Exercise objective
Return all lines with the word "party" in them.

Recorded data

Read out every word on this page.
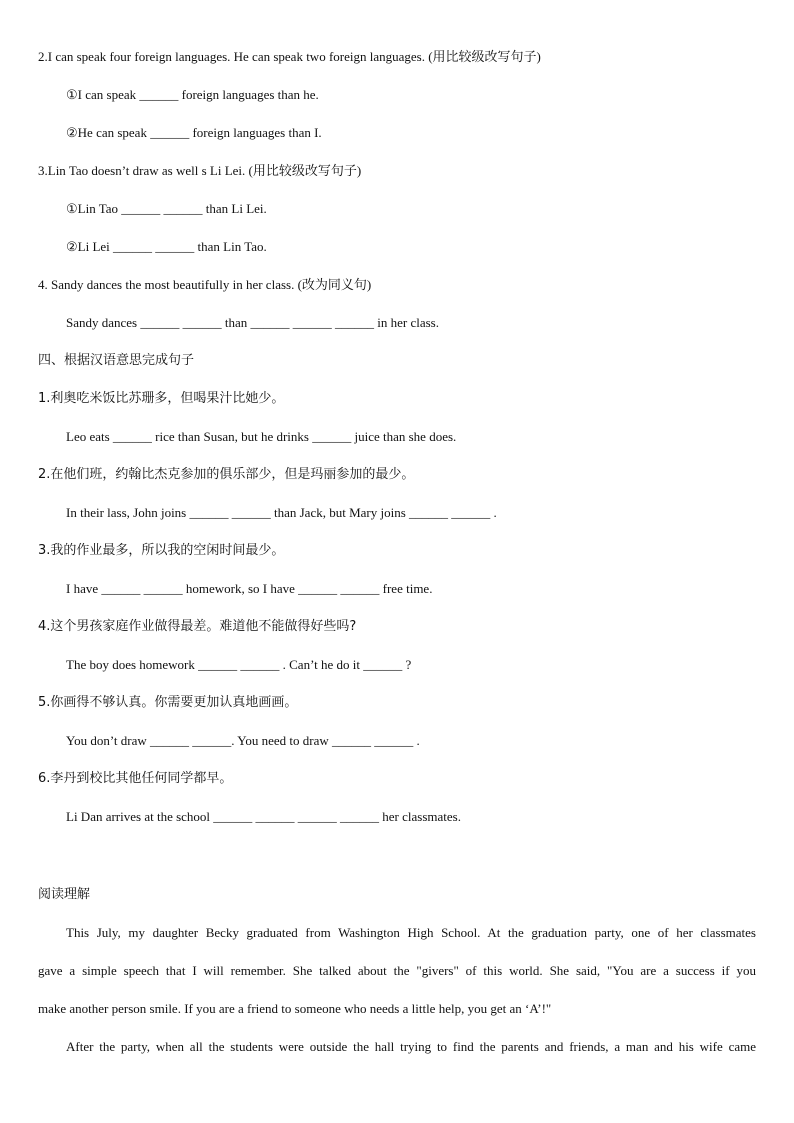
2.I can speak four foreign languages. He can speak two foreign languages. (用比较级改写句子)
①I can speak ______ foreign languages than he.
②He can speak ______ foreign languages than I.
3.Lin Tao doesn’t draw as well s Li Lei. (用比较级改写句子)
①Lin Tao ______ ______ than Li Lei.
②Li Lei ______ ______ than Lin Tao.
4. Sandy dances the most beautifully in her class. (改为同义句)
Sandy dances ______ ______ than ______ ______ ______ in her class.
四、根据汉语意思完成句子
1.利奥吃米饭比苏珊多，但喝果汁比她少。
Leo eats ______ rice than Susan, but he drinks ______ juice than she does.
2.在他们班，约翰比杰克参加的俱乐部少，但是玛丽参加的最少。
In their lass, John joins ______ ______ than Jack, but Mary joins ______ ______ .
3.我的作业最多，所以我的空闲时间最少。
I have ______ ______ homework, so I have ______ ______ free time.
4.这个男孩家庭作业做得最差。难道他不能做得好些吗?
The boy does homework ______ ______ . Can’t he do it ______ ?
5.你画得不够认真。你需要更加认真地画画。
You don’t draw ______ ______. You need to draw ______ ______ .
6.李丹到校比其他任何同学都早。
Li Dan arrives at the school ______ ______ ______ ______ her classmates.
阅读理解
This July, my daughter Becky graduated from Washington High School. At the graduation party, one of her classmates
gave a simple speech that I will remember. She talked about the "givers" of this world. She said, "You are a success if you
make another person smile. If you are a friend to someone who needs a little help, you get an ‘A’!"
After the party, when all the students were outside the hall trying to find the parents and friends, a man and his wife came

Output below
This July, my daughter Becky graduated from Washington High School. At the graduation party, one of her classmates
After the party, when all the students were outside the hall trying to find the parents and friends, a man and his wife came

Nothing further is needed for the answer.